### Dataset records
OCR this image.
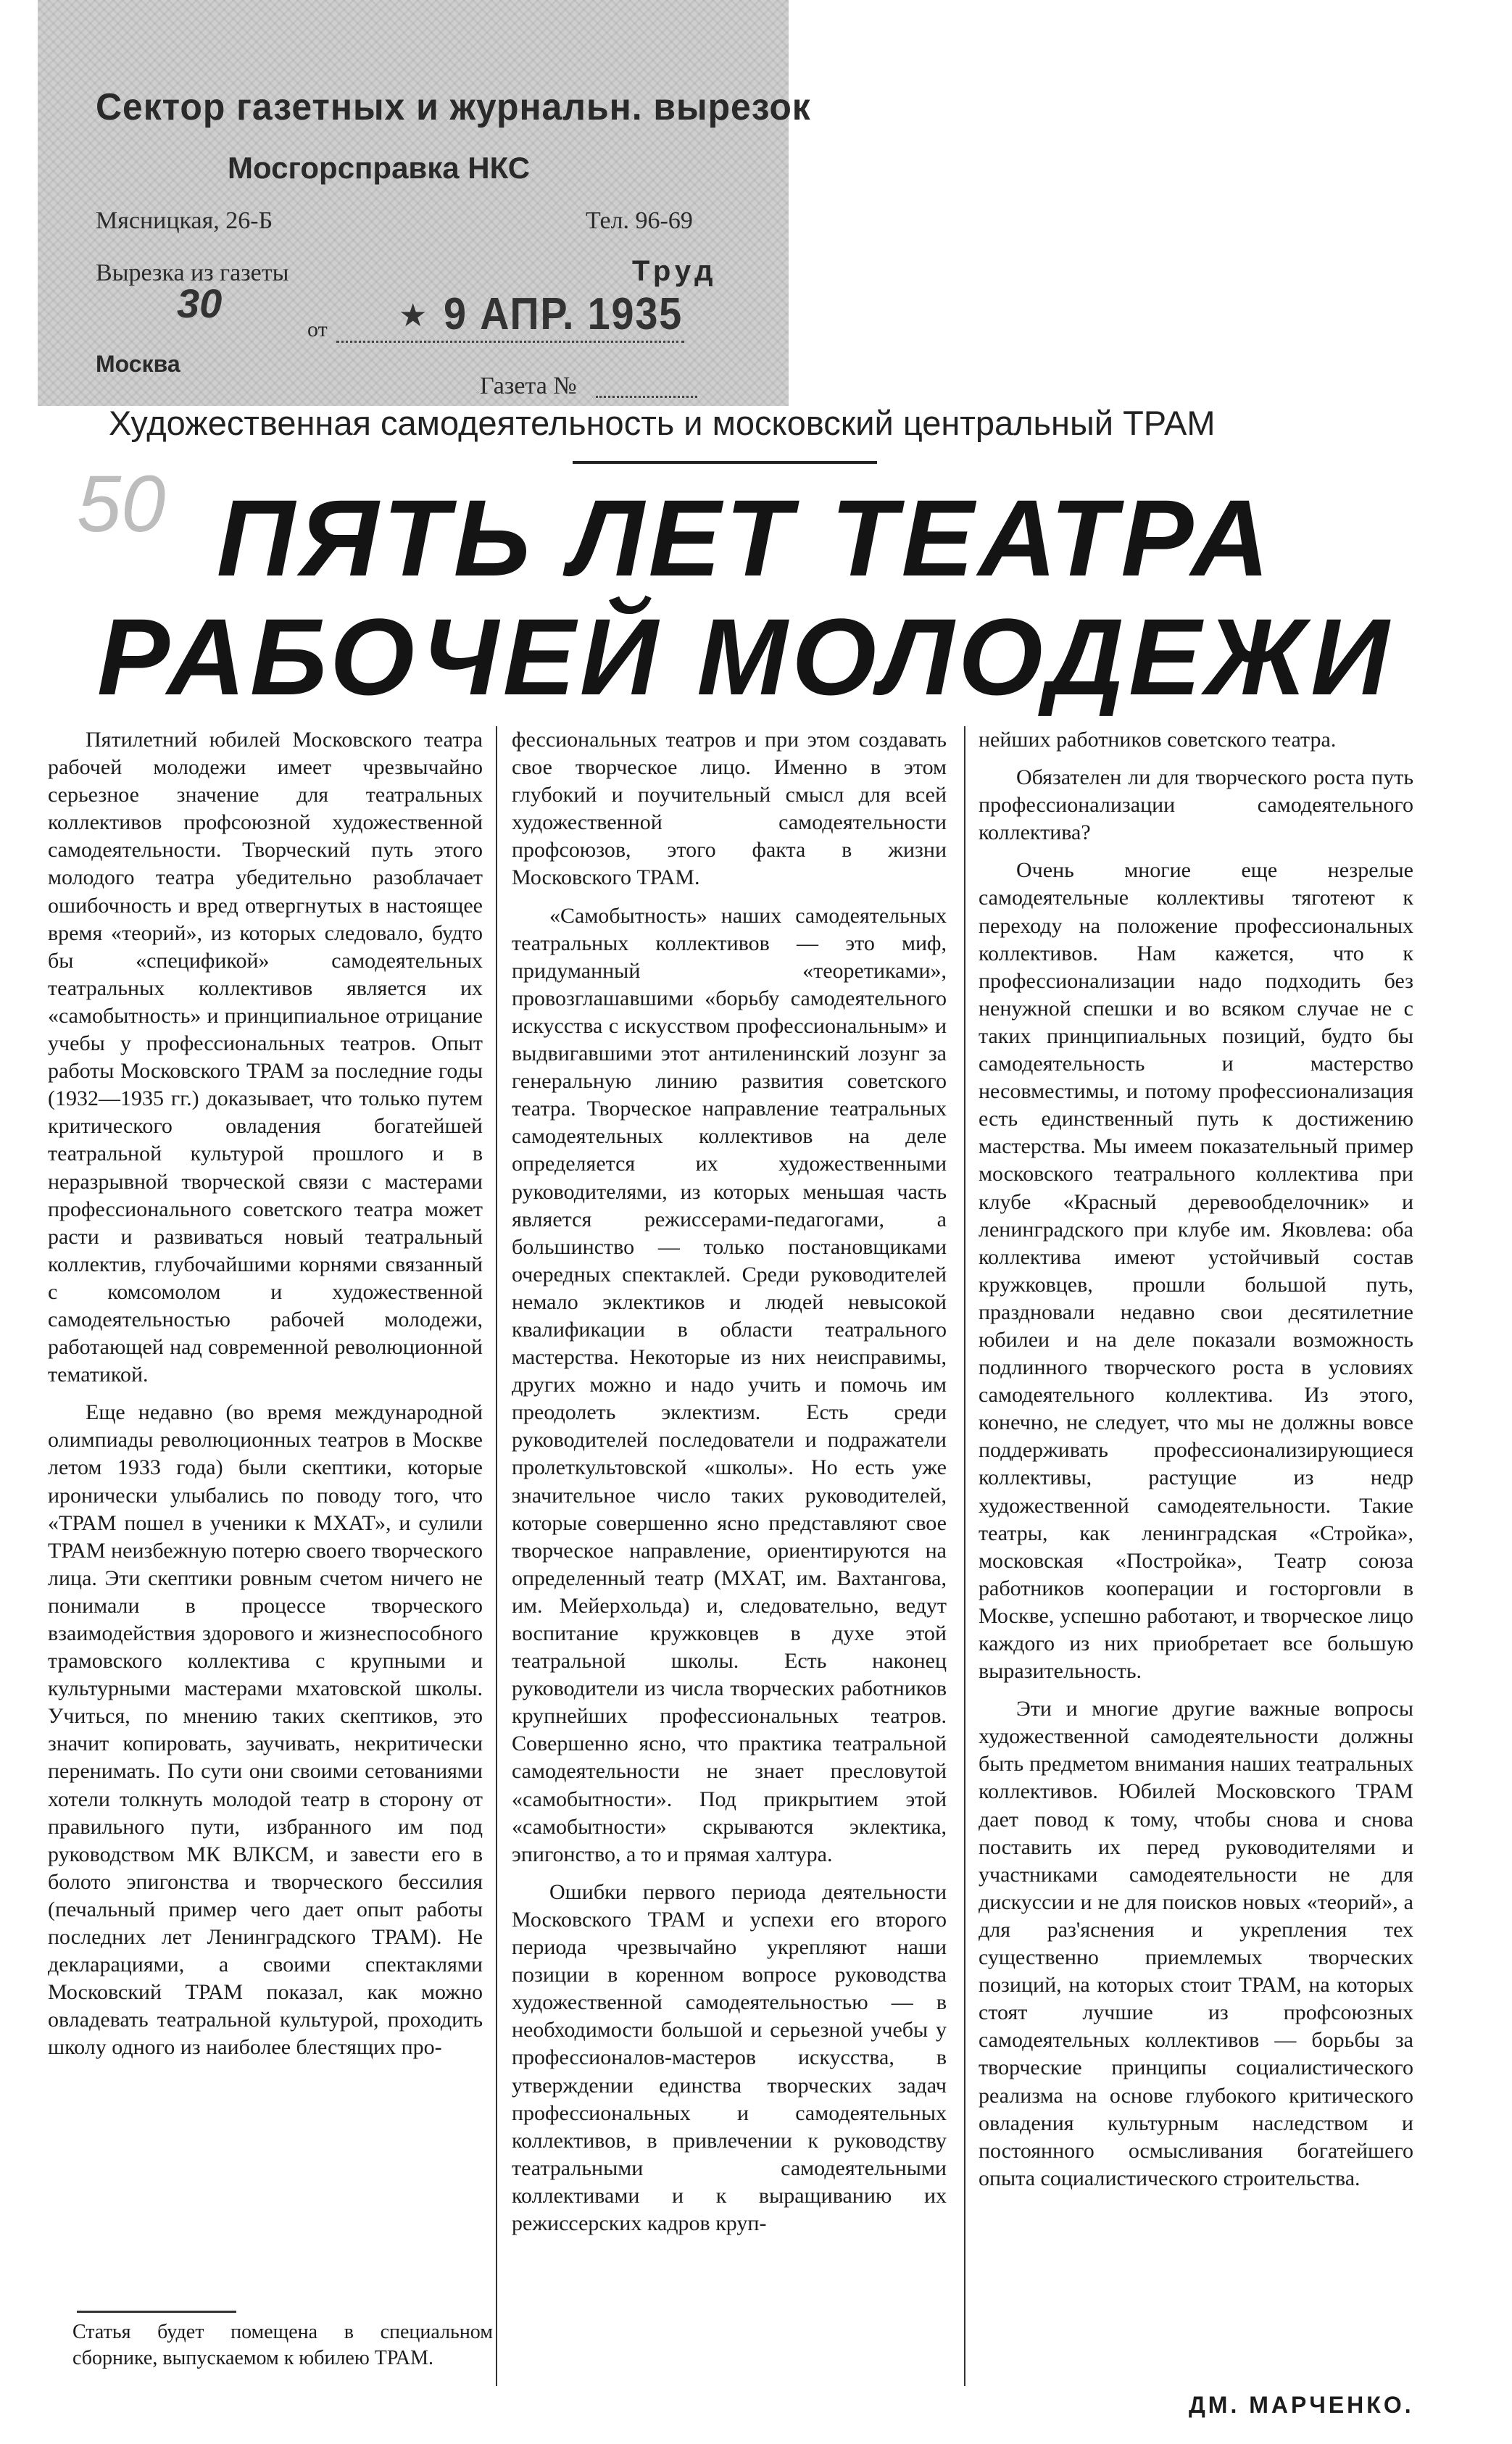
Сектор газетных и журнальн. вырезок
Мосгорсправка НКС
Мясницкая, 26-Б	Тел. 96-69
Вырезка из газеты	Труд
30
от ★ 9 АПР. 1935
Москва
Газета №
50
Художественная самодеятельность и московский центральный ТРАМ
ПЯТЬ ЛЕТ ТЕАТРА
РАБОЧЕЙ МОЛОДЕЖИ

Пятилетний юбилей Московского театра рабочей молодежи имеет чрезвычайно серьезное значение для театральных коллективов профсоюзной художественной самодеятельности. Творческий путь этого молодого театра убедительно разоблачает ошибочность и вред отвергнутых в настоящее время «теорий», из которых следовало, будто бы «спецификой» самодеятельных театральных коллективов является их «самобытность» и принципиальное отрицание учебы у профессиональных театров. Опыт работы Московского ТРАМ за последние годы (1932—1935 гг.) доказывает, что только путем критического овладения богатейшей театральной культурой прошлого и в неразрывной творческой связи с мастерами профессионального советского театра может расти и развиваться новый театральный коллектив, глубочайшими корнями связанный с комсомолом и художественной самодеятельностью рабочей молодежи, работающей над современной революционной тематикой.

Еще недавно (во время международной олимпиады революционных театров в Москве летом 1933 года) были скептики, которые иронически улыбались по поводу того, что «ТРАМ пошел в ученики к МХАТ», и сулили ТРАМ неизбежную потерю своего творческого лица. Эти скептики ровным счетом ничего не понимали в процессе творческого взаимодействия здорового и жизнеспособного трамовского коллектива с крупными и культурными мастерами мхатовской школы. Учиться, по мнению таких скептиков, это значит копировать, заучивать, некритически перенимать. По сути они своими сетованиями хотели толкнуть молодой театр в сторону от правильного пути, избранного им под руководством МК ВЛКСМ, и завести его в болото эпигонства и творческого бессилия (печальный пример чего дает опыт работы последних лет Ленинградского ТРАМ). Не декларациями, а своими спектаклями Московский ТРАМ показал, как можно овладевать театральной культурой, проходить школу одного из наиболее блестящих про-

фессиональных театров и при этом создавать свое творческое лицо. Именно в этом глубокий и поучительный смысл для всей художественной самодеятельности профсоюзов, этого факта в жизни Московского ТРАМ.

«Самобытность» наших самодеятельных театральных коллективов — это миф, придуманный «теоретиками», провозглашавшими «борьбу самодеятельного искусства с искусством профессиональным» и выдвигавшими этот антиленинский лозунг за генеральную линию развития советского театра. Творческое направление театральных самодеятельных коллективов на деле определяется их художественными руководителями, из которых меньшая часть является режиссерами-педагогами, а большинство — только постановщиками очередных спектаклей. Среди руководителей немало эклектиков и людей невысокой квалификации в области театрального мастерства. Некоторые из них неисправимы, других можно и надо учить и помочь им преодолеть эклектизм. Есть среди руководителей последователи и подражатели пролеткультовской «школы». Но есть уже значительное число таких руководителей, которые совершенно ясно представляют свое творческое направление, ориентируются на определенный театр (МХАТ, им. Вахтангова, им. Мейерхольда) и, следовательно, ведут воспитание кружковцев в духе этой театральной школы. Есть наконец руководители из числа творческих работников крупнейших профессиональных театров. Совершенно ясно, что практика театральной самодеятельности не знает пресловутой «самобытности». Под прикрытием этой «самобытности» скрываются эклектика, эпигонство, а то и прямая халтура.

Ошибки первого периода деятельности Московского ТРАМ и успехи его второго периода чрезвычайно укрепляют наши позиции в коренном вопросе руководства художественной самодеятельностью — в необходимости большой и серьезной учебы у профессионалов-мастеров искусства, в утверждении единства творческих задач профессиональных и самодеятельных коллективов, в привлечении к руководству театральными самодеятельными коллективами и к выращиванию их режиссерских кадров круп-

нейших работников советского театра.

Обязателен ли для творческого роста путь профессионализации самодеятельного коллектива?

Очень многие еще незрелые самодеятельные коллективы тяготеют к переходу на положение профессиональных коллективов. Нам кажется, что к профессионализации надо подходить без ненужной спешки и во всяком случае не с таких принципиальных позиций, будто бы самодеятельность и мастерство несовместимы, и потому профессионализация есть единственный путь к достижению мастерства. Мы имеем показательный пример московского театрального коллектива при клубе «Красный деревообделочник» и ленинградского при клубе им. Яковлева: оба коллектива имеют устойчивый состав кружковцев, прошли большой путь, праздновали недавно свои десятилетние юбилеи и на деле показали возможность подлинного творческого роста в условиях самодеятельного коллектива. Из этого, конечно, не следует, что мы не должны вовсе поддерживать профессионализирующиеся коллективы, растущие из недр художественной самодеятельности. Такие театры, как ленинградская «Стройка», московская «Постройка», Театр союза работников кооперации и госторговли в Москве, успешно работают, и творческое лицо каждого из них приобретает все большую выразительность.

Эти и многие другие важные вопросы художественной самодеятельности должны быть предметом внимания наших театральных коллективов. Юбилей Московского ТРАМ дает повод к тому, чтобы снова и снова поставить их перед руководителями и участниками самодеятельности не для дискуссии и не для поисков новых «теорий», а для раз'яснения и укрепления тех существенно приемлемых творческих позиций, на которых стоит ТРАМ, на которых стоят лучшие из профсоюзных самодеятельных коллективов — борьбы за творческие принципы социалистического реализма на основе глубокого критического овладения культурным наследством и постоянного осмысливания богатейшего опыта социалистического строительства.

Статья будет помещена в специальном сборнике, выпускаемом к юбилею ТРАМ.
ДМ. МАРЧЕНКО.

### What to work on
Quote the records in full and exactly; skip any image.

### Task response
OCR this image.
Сектор газетных и журнальн. вырезок
Мосгорсправка НКС
Мясницкая, 26-Б	Тел. 96-69
Вырезка из газеты	Труд
30
от ★ 9 АПР. 1935
Москва
Газета №
50
Художественная самодеятельность и московский центральный ТРАМ
ПЯТЬ ЛЕТ ТЕАТРА
РАБОЧЕЙ МОЛОДЕЖИ

Пятилетний юбилей Московского театра рабочей молодежи имеет чрезвычайно серьезное значение для театральных коллективов профсоюзной художественной самодеятельности. Творческий путь этого молодого театра убедительно разоблачает ошибочность и вред отвергнутых в настоящее время «теорий», из которых следовало, будто бы «спецификой» самодеятельных театральных коллективов является их «самобытность» и принципиальное отрицание учебы у профессиональных театров. Опыт работы Московского ТРАМ за последние годы (1932—1935 гг.) доказывает, что только путем критического овладения богатейшей театральной культурой прошлого и в неразрывной творческой связи с мастерами профессионального советского театра может расти и развиваться новый театральный коллектив, глубочайшими корнями связанный с комсомолом и художественной самодеятельностью рабочей молодежи, работающей над современной революционной тематикой.

Еще недавно (во время международной олимпиады революционных театров в Москве летом 1933 года) были скептики, которые иронически улыбались по поводу того, что «ТРАМ пошел в ученики к МХАТ», и сулили ТРАМ неизбежную потерю своего творческого лица. Эти скептики ровным счетом ничего не понимали в процессе творческого взаимодействия здорового и жизнеспособного трамовского коллектива с крупными и культурными мастерами мхатовской школы. Учиться, по мнению таких скептиков, это значит копировать, заучивать, некритически перенимать. По сути они своими сетованиями хотели толкнуть молодой театр в сторону от правильного пути, избранного им под руководством МК ВЛКСМ, и завести его в болото эпигонства и творческого бессилия (печальный пример чего дает опыт работы последних лет Ленинградского ТРАМ). Не декларациями, а своими спектаклями Московский ТРАМ показал, как можно овладевать театральной культурой, проходить школу одного из наиболее блестящих про-

фессиональных театров и при этом создавать свое творческое лицо. Именно в этом глубокий и поучительный смысл для всей художественной самодеятельности профсоюзов, этого факта в жизни Московского ТРАМ.

«Самобытность» наших самодеятельных театральных коллективов — это миф, придуманный «теоретиками», провозглашавшими «борьбу самодеятельного искусства с искусством профессиональным» и выдвигавшими этот антиленинский лозунг за генеральную линию развития советского театра. Творческое направление театральных самодеятельных коллективов на деле определяется их художественными руководителями, из которых меньшая часть является режиссерами-педагогами, а большинство — только постановщиками очередных спектаклей. Среди руководителей немало эклектиков и людей невысокой квалификации в области театрального мастерства. Некоторые из них неисправимы, других можно и надо учить и помочь им преодолеть эклектизм. Есть среди руководителей последователи и подражатели пролеткультовской «школы». Но есть уже значительное число таких руководителей, которые совершенно ясно представляют свое творческое направление, ориентируются на определенный театр (МХАТ, им. Вахтангова, им. Мейерхольда) и, следовательно, ведут воспитание кружковцев в духе этой театральной школы. Есть наконец руководители из числа творческих работников крупнейших профессиональных театров. Совершенно ясно, что практика театральной самодеятельности не знает пресловутой «самобытности». Под прикрытием этой «самобытности» скрываются эклектика, эпигонство, а то и прямая халтура.

Ошибки первого периода деятельности Московского ТРАМ и успехи его второго периода чрезвычайно укрепляют наши позиции в коренном вопросе руководства художественной самодеятельностью — в необходимости большой и серьезной учебы у профессионалов-мастеров искусства, в утверждении единства творческих задач профессиональных и самодеятельных коллективов, в привлечении к руководству театральными самодеятельными коллективами и к выращиванию их режиссерских кадров круп-

нейших работников советского театра.

Обязателен ли для творческого роста путь профессионализации самодеятельного коллектива?

Очень многие еще незрелые самодеятельные коллективы тяготеют к переходу на положение профессиональных коллективов. Нам кажется, что к профессионализации надо подходить без ненужной спешки и во всяком случае не с таких принципиальных позиций, будто бы самодеятельность и мастерство несовместимы, и потому профессионализация есть единственный путь к достижению мастерства. Мы имеем показательный пример московского театрального коллектива при клубе «Красный деревообделочник» и ленинградского при клубе им. Яковлева: оба коллектива имеют устойчивый состав кружковцев, прошли большой путь, праздновали недавно свои десятилетние юбилеи и на деле показали возможность подлинного творческого роста в условиях самодеятельного коллектива. Из этого, конечно, не следует, что мы не должны вовсе поддерживать профессионализирующиеся коллективы, растущие из недр художественной самодеятельности. Такие театры, как ленинградская «Стройка», московская «Постройка», Театр союза работников кооперации и госторговли в Москве, успешно работают, и творческое лицо каждого из них приобретает все большую выразительность.

Эти и многие другие важные вопросы художественной самодеятельности должны быть предметом внимания наших театральных коллективов. Юбилей Московского ТРАМ дает повод к тому, чтобы снова и снова поставить их перед руководителями и участниками самодеятельности не для дискуссии и не для поисков новых «теорий», а для раз'яснения и укрепления тех существенно приемлемых творческих позиций, на которых стоит ТРАМ, на которых стоят лучшие из профсоюзных самодеятельных коллективов — борьбы за творческие принципы социалистического реализма на основе глубокого критического овладения культурным наследством и постоянного осмысливания богатейшего опыта социалистического строительства.

Статья будет помещена в специальном сборнике, выпускаемом к юбилею ТРАМ.
ДМ. МАРЧЕНКО.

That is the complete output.